◆ **Written request**
Pictures stay out of the copy; set down each line of the listing below exactly.
━━━━━ Excerpted records ━━━━━
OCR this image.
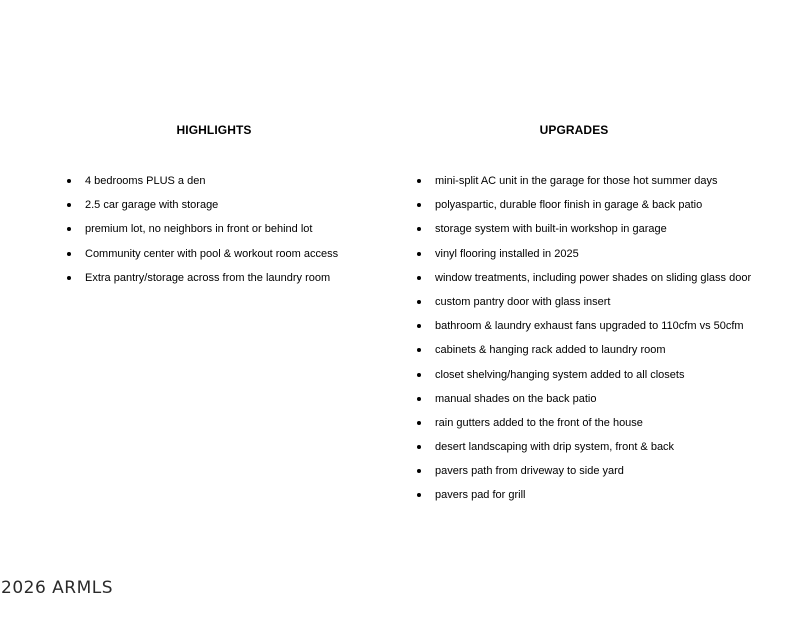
HIGHLIGHTS	UPGRADES
4 bedrooms PLUS a den
2.5 car garage with storage
premium lot, no neighbors in front or behind lot
Community center with pool & workout room access
Extra pantry/storage across from the laundry room
mini-split AC unit in the garage for those hot summer days
polyaspartic, durable floor finish in garage & back patio
storage system with built-in workshop in garage
vinyl flooring installed in 2025
window treatments, including power shades on sliding glass door
custom pantry door with glass insert
bathroom & laundry exhaust fans upgraded to 110cfm vs 50cfm
cabinets & hanging rack added to laundry room
closet shelving/hanging system added to all closets
manual shades on the back patio
rain gutters added to the front of the house
desert landscaping with drip system, front & back
pavers path from driveway to side yard
pavers pad for grill
2026 ARMLS
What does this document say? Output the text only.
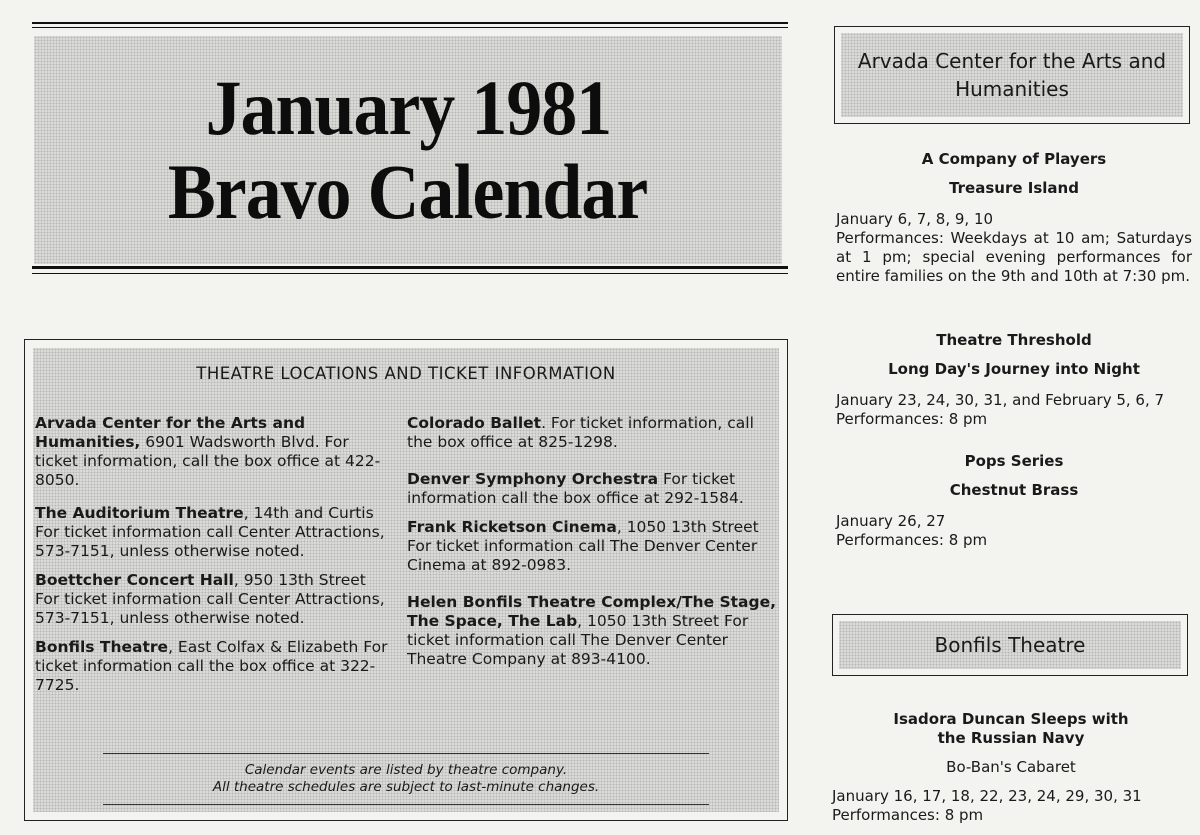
January 1981
Bravo Calendar
THEATRE LOCATIONS AND TICKET INFORMATION
Arvada Center for the Arts and Humanities, 6901 Wadsworth Blvd. For ticket information, call the box office at 422-8050.
The Auditorium Theatre, 14th and Curtis For ticket information call Center Attractions, 573-7151, unless otherwise noted.
Boettcher Concert Hall, 950 13th Street For ticket information call Center Attractions, 573-7151, unless otherwise noted.
Bonfils Theatre, East Colfax & Elizabeth For ticket information call the box office at 322-7725.
Colorado Ballet. For ticket information, call the box office at 825-1298.
Denver Symphony Orchestra For ticket information call the box office at 292-1584.
Frank Ricketson Cinema, 1050 13th Street For ticket information call The Denver Center Cinema at 892-0983.
Helen Bonfils Theatre Complex/The Stage, The Space, The Lab, 1050 13th Street For ticket information call The Denver Center Theatre Company at 893-4100.
Calendar events are listed by theatre company.
All theatre schedules are subject to last-minute changes.
Arvada Center for the Arts and Humanities
A Company of Players
Treasure Island
January 6, 7, 8, 9, 10
Performances: Weekdays at 10 am; Saturdays at 1 pm; special evening performances for entire families on the 9th and 10th at 7:30 pm.
Theatre Threshold
Long Day's Journey into Night
January 23, 24, 30, 31, and February 5, 6, 7
Performances: 8 pm
Pops Series
Chestnut Brass
January 26, 27
Performances: 8 pm
Bonfils Theatre
Isadora Duncan Sleeps with the Russian Navy
Bo-Ban's Cabaret
January 16, 17, 18, 22, 23, 24, 29, 30, 31
Performances: 8 pm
━━━━━
◆ **Result**
OCR this image.
HIGHLIGHTS	UPGRADES
4 bedrooms PLUS a den
2.5 car garage with storage
premium lot, no neighbors in front or behind lot
Community center with pool & workout room access
Extra pantry/storage across from the laundry room
mini-split AC unit in the garage for those hot summer days
polyaspartic, durable floor finish in garage & back patio
storage system with built-in workshop in garage
vinyl flooring installed in 2025
window treatments, including power shades on sliding glass door
custom pantry door with glass insert
bathroom & laundry exhaust fans upgraded to 110cfm vs 50cfm
cabinets & hanging rack added to laundry room
closet shelving/hanging system added to all closets
manual shades on the back patio
rain gutters added to the front of the house
desert landscaping with drip system, front & back
pavers path from driveway to side yard
pavers pad for grill
2026 ARMLS
What does this document say? Output the text only.
January 1981
Bravo Calendar
THEATRE LOCATIONS AND TICKET INFORMATION
Arvada Center for the Arts and Humanities, 6901 Wadsworth Blvd. For ticket information, call the box office at 422-8050.
The Auditorium Theatre, 14th and Curtis For ticket information call Center Attractions, 573-7151, unless otherwise noted.
Boettcher Concert Hall, 950 13th Street For ticket information call Center Attractions, 573-7151, unless otherwise noted.
Bonfils Theatre, East Colfax & Elizabeth For ticket information call the box office at 322-7725.
Colorado Ballet. For ticket information, call the box office at 825-1298.
Denver Symphony Orchestra For ticket information call the box office at 292-1584.
Frank Ricketson Cinema, 1050 13th Street For ticket information call The Denver Center Cinema at 892-0983.
Helen Bonfils Theatre Complex/The Stage, The Space, The Lab, 1050 13th Street For ticket information call The Denver Center Theatre Company at 893-4100.
Calendar events are listed by theatre company.
All theatre schedules are subject to last-minute changes.
Arvada Center for the Arts and Humanities
A Company of Players
Treasure Island
January 6, 7, 8, 9, 10
Performances: Weekdays at 10 am; Saturdays at 1 pm; special evening performances for entire families on the 9th and 10th at 7:30 pm.
Theatre Threshold
Long Day's Journey into Night
January 23, 24, 30, 31, and February 5, 6, 7
Performances: 8 pm
Pops Series
Chestnut Brass
January 26, 27
Performances: 8 pm
Bonfils Theatre
Isadora Duncan Sleeps with the Russian Navy
Bo-Ban's Cabaret
January 16, 17, 18, 22, 23, 24, 29, 30, 31
Performances: 8 pm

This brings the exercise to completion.